From the entries below, please gather each line containing the string "momento".

[START RECORD EXCERPTS]

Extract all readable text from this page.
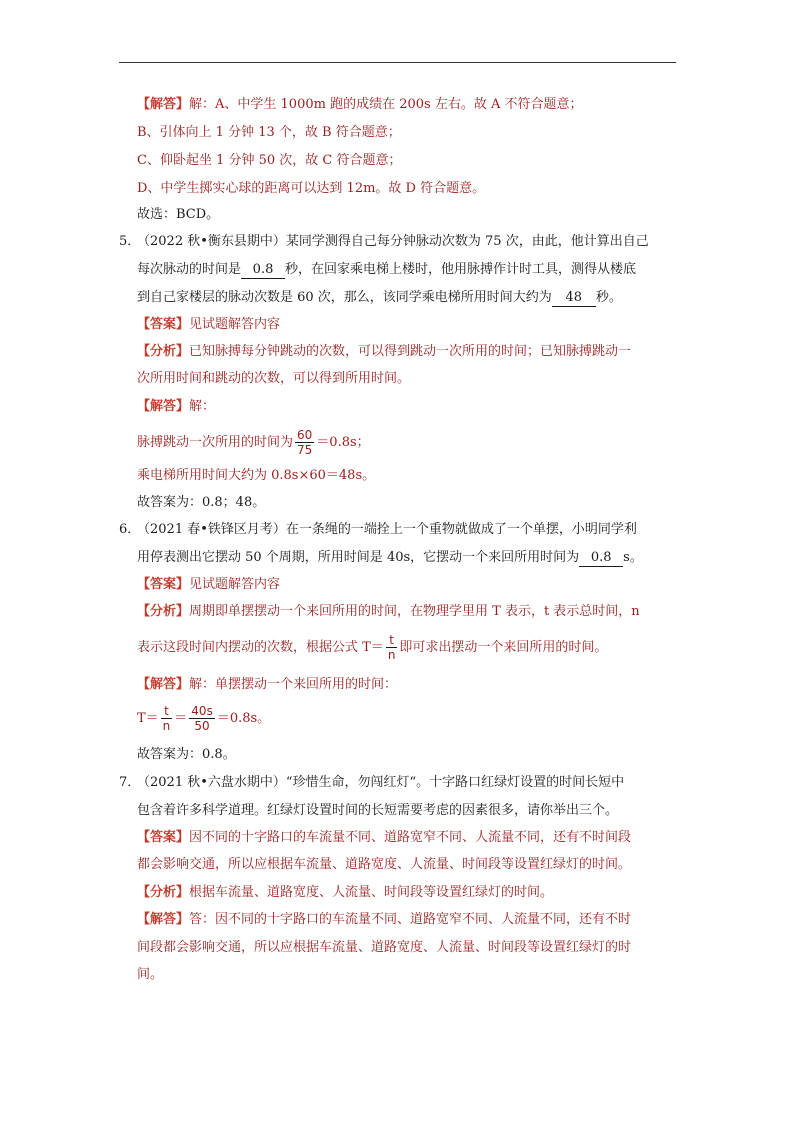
【解答】解：A、中学生 1000m 跑的成绩在 200s 左右。故 A 不符合题意；
B、引体向上 1 分钟 13 个，故 B 符合题意；
C、仰卧起坐 1 分钟 50 次，故 C 符合题意；
D、中学生掷实心球的距离可以达到 12m。故 D 符合题意。
故选：BCD。
5．
（2022 秋•衡东县期中）某同学测得自己每分钟脉动次数为 75 次，由此，他计算出自己
每次脉动的时间是 0.8 秒，在回家乘电梯上楼时，他用脉搏作计时工具，测得从楼底
到自己家楼层的脉动次数是 60 次，那么，该同学乘电梯所用时间大约为 48 秒。
【答案】见试题解答内容
【分析】已知脉搏每分钟跳动的次数，可以得到跳动一次所用的时间；已知脉搏跳动一
次所用时间和跳动的次数，可以得到所用时间。
【解答】解：
脉搏跳动一次所用的时间为 $\frac{60}{75} =0.8s$；
乘电梯所用时间大约为 0.8s×60＝48s。
故答案为：0.8；48。
6．
（2021 春•铁锋区月考）在一条绳的一端拴上一个重物就做成了一个单摆，小明同学利
用停表测出它摆动 50 个周期，所用时间是 40s，它摆动一个来回所用时间为 0.8 s。
【答案】见试题解答内容
【分析】周期即单摆摆动一个来回所用的时间，在物理学里用 T 表示，t 表示总时间，n
表示这段时间内摆动的次数，根据公式 $T= \frac{t}{n}$ 即可求出摆动一个来回所用的时间。
【解答】解：单摆摆动一个来回所用的时间：
$T= \frac{t}{n} = \frac{40s}{50} =0.8s$。
故答案为：0.8。
7．
（2021 秋•六盘水期中）“珍惜生命，勿闯红灯“。十字路口红绿灯设置的时间长短中
包含着许多科学道理。红绿灯设置时间的长短需要考虑的因素很多，请你举出三个。
【答案】因不同的十字路口的车流量不同、道路宽窄不同、人流量不同，还有不时间段
都会影响交通，所以应根据车流量、道路宽度、人流量、时间段等设置红绿灯的时间。
【分析】根据车流量、道路宽度、人流量、时间段等设置红绿灯的时间。
【解答】答：因不同的十字路口的车流量不同、道路宽窄不同、人流量不同，还有不时
间段都会影响交通，所以应根据车流量、道路宽度、人流量、时间段等设置红绿灯的时
间。
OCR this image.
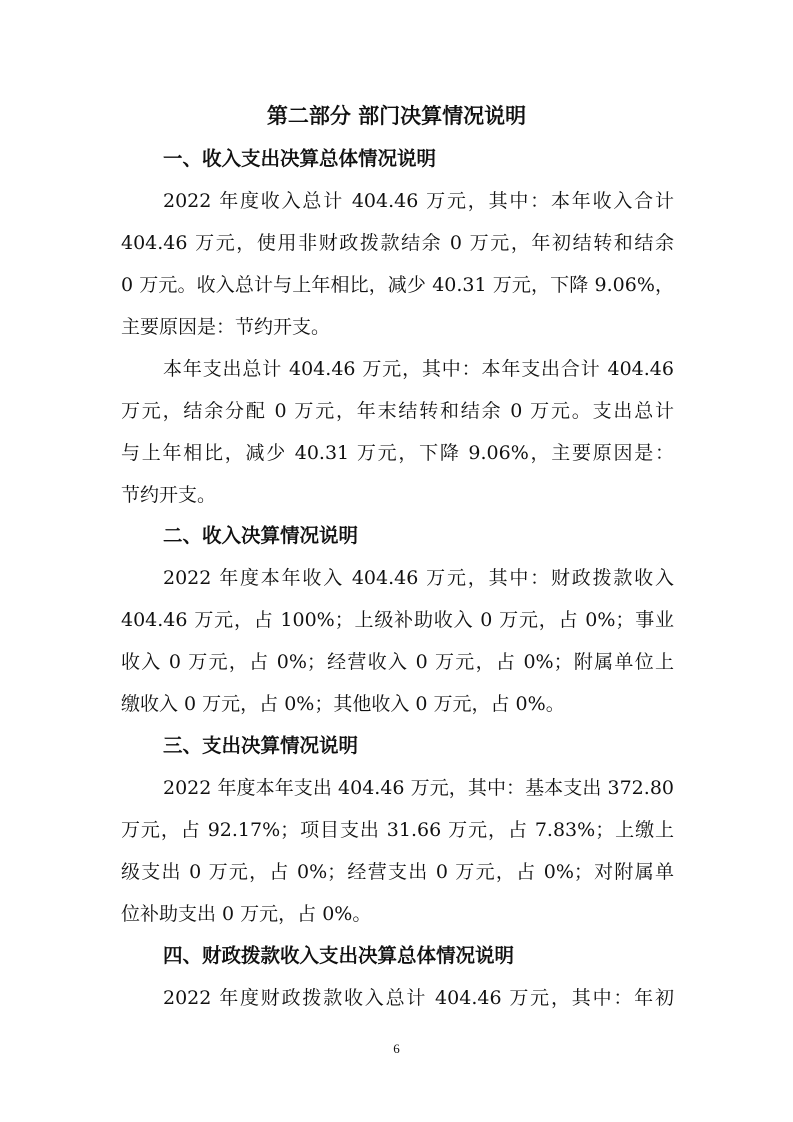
第二部分 部门决算情况说明
一、收入支出决算总体情况说明
2022 年度收入总计 404.46 万元，其中：本年收入合计
404.46 万元，使用非财政拨款结余 0 万元，年初结转和结余
0 万元。收入总计与上年相比，减少 40.31 万元，下降 9.06%，
主要原因是：节约开支。
本年支出总计 404.46 万元，其中：本年支出合计 404.46
万元，结余分配 0 万元，年末结转和结余 0 万元。支出总计
与上年相比，减少 40.31 万元，下降 9.06%，主要原因是：
节约开支。
二、收入决算情况说明
2022 年度本年收入 404.46 万元，其中：财政拨款收入
404.46 万元，占 100%；上级补助收入 0 万元，占 0%；事业
收入 0 万元，占 0%；经营收入 0 万元，占 0%；附属单位上
缴收入 0 万元，占 0%；其他收入 0 万元，占 0%。
三、支出决算情况说明
2022 年度本年支出 404.46 万元，其中：基本支出 372.80
万元，占 92.17%；项目支出 31.66 万元，占 7.83%；上缴上
级支出 0 万元，占 0%；经营支出 0 万元，占 0%；对附属单
位补助支出 0 万元，占 0%。
四、财政拨款收入支出决算总体情况说明
2022 年度财政拨款收入总计 404.46 万元，其中：年初
6
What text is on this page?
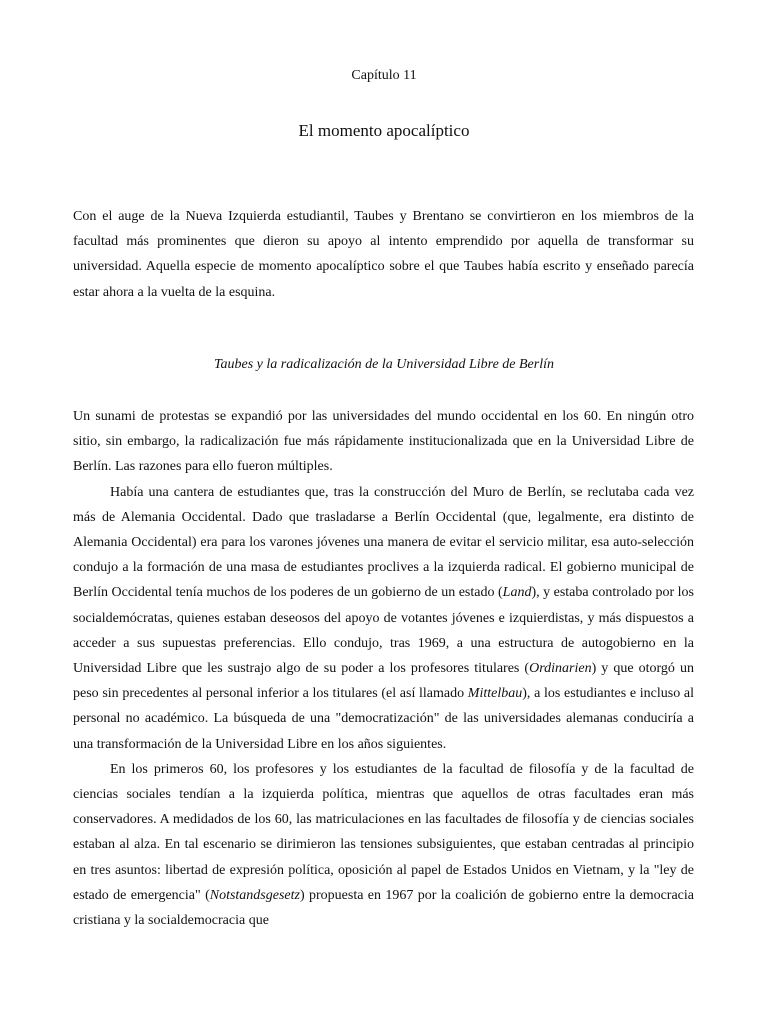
Capítulo 11
El momento apocalíptico

Con el auge de la Nueva Izquierda estudiantil, Taubes y Brentano se convirtieron en los miembros de la facultad más prominentes que dieron su apoyo al intento emprendido por aquella de transformar su universidad. Aquella especie de momento apocalíptico sobre el que Taubes había escrito y enseñado parecía estar ahora a la vuelta de la esquina.

Taubes y la radicalización de la Universidad Libre de Berlín

Un sunami de protestas se expandió por las universidades del mundo occidental en los 60. En ningún otro sitio, sin embargo, la radicalización fue más rápidamente institucionalizada que en la Universidad Libre de Berlín. Las razones para ello fueron múltiples.

Había una cantera de estudiantes que, tras la construcción del Muro de Berlín, se reclutaba cada vez más de Alemania Occidental. Dado que trasladarse a Berlín Occidental (que, legalmente, era distinto de Alemania Occidental) era para los varones jóvenes una manera de evitar el servicio militar, esa auto-selección condujo a la formación de una masa de estudiantes proclives a la izquierda radical. El gobierno municipal de Berlín Occidental tenía muchos de los poderes de un gobierno de un estado (Land), y estaba controlado por los socialdemócratas, quienes estaban deseosos del apoyo de votantes jóvenes e izquierdistas, y más dispuestos a acceder a sus supuestas preferencias. Ello condujo, tras 1969, a una estructura de autogobierno en la Universidad Libre que les sustrajo algo de su poder a los profesores titulares (Ordinarien) y que otorgó un peso sin precedentes al personal inferior a los titulares (el así llamado Mittelbau), a los estudiantes e incluso al personal no académico. La búsqueda de una "democratización" de las universidades alemanas conduciría a una transformación de la Universidad Libre en los años siguientes.

En los primeros 60, los profesores y los estudiantes de la facultad de filosofía y de la facultad de ciencias sociales tendían a la izquierda política, mientras que aquellos de otras facultades eran más conservadores. A medidados de los 60, las matriculaciones en las facultades de filosofía y de ciencias sociales estaban al alza. En tal escenario se dirimieron las tensiones subsiguientes, que estaban centradas al principio en tres asuntos: libertad de expresión política, oposición al papel de Estados Unidos en Vietnam, y la "ley de estado de emergencia" (Notstandsgesetz) propuesta en 1967 por la coalición de gobierno entre la democracia cristiana y la socialdemocracia que
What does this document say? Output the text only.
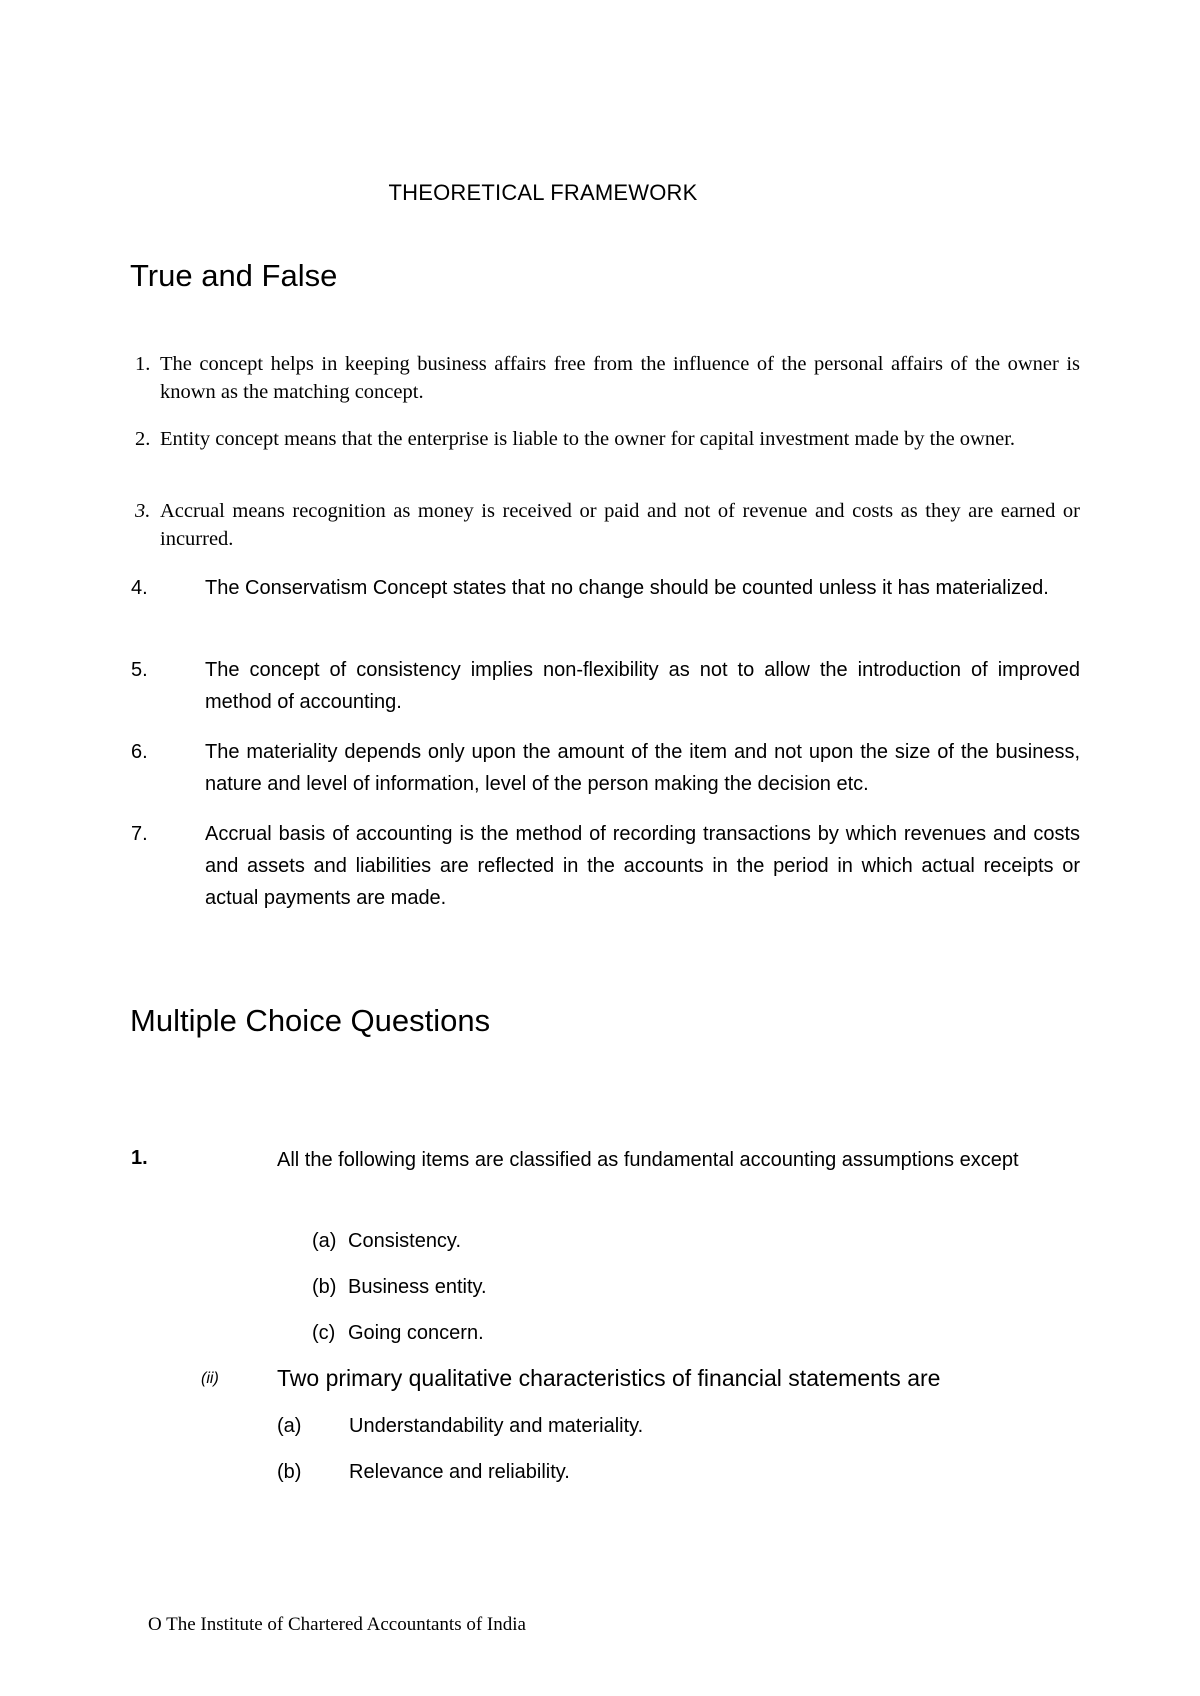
THEORETICAL FRAMEWORK
True and False
1. The concept helps in keeping business affairs free from the influence of the personal affairs of the owner is known as the matching concept.
2. Entity concept means that the enterprise is liable to the owner for capital investment made by the owner.
3. Accrual means recognition as money is received or paid and not of revenue and costs as they are earned or incurred.
4.	The Conservatism Concept states that no change should be counted unless it has materialized.
5.	The concept of consistency implies non-flexibility as not to allow the introduction of improved method of accounting.
6.	The materiality depends only upon the amount of the item and not upon the size of the business, nature and level of information, level of the person making the decision etc.
7.	Accrual basis of accounting is the method of recording transactions by which revenues and costs and assets and liabilities are reflected in the accounts in the period in which actual receipts or actual payments are made.
Multiple Choice Questions
1.	All the following items are classified as fundamental accounting assumptions except
(a) Consistency.
(b) Business entity.
(c) Going concern.
(ii)	Two primary qualitative characteristics of financial statements are
(a) Understandability and materiality.
(b) Relevance and reliability.
O The Institute of Chartered Accountants of India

[END RECORD EXCERPTS]

> [TASK ANSWER]
El momento apocalíptico
Con el auge de la Nueva Izquierda estudiantil, Taubes y Brentano se convirtieron en los miembros de la facultad más prominentes que dieron su apoyo al intento emprendido por aquella de transformar su universidad. Aquella especie de momento apocalíptico sobre el que Taubes había escrito y enseñado parecía estar ahora a la vuelta de la esquina.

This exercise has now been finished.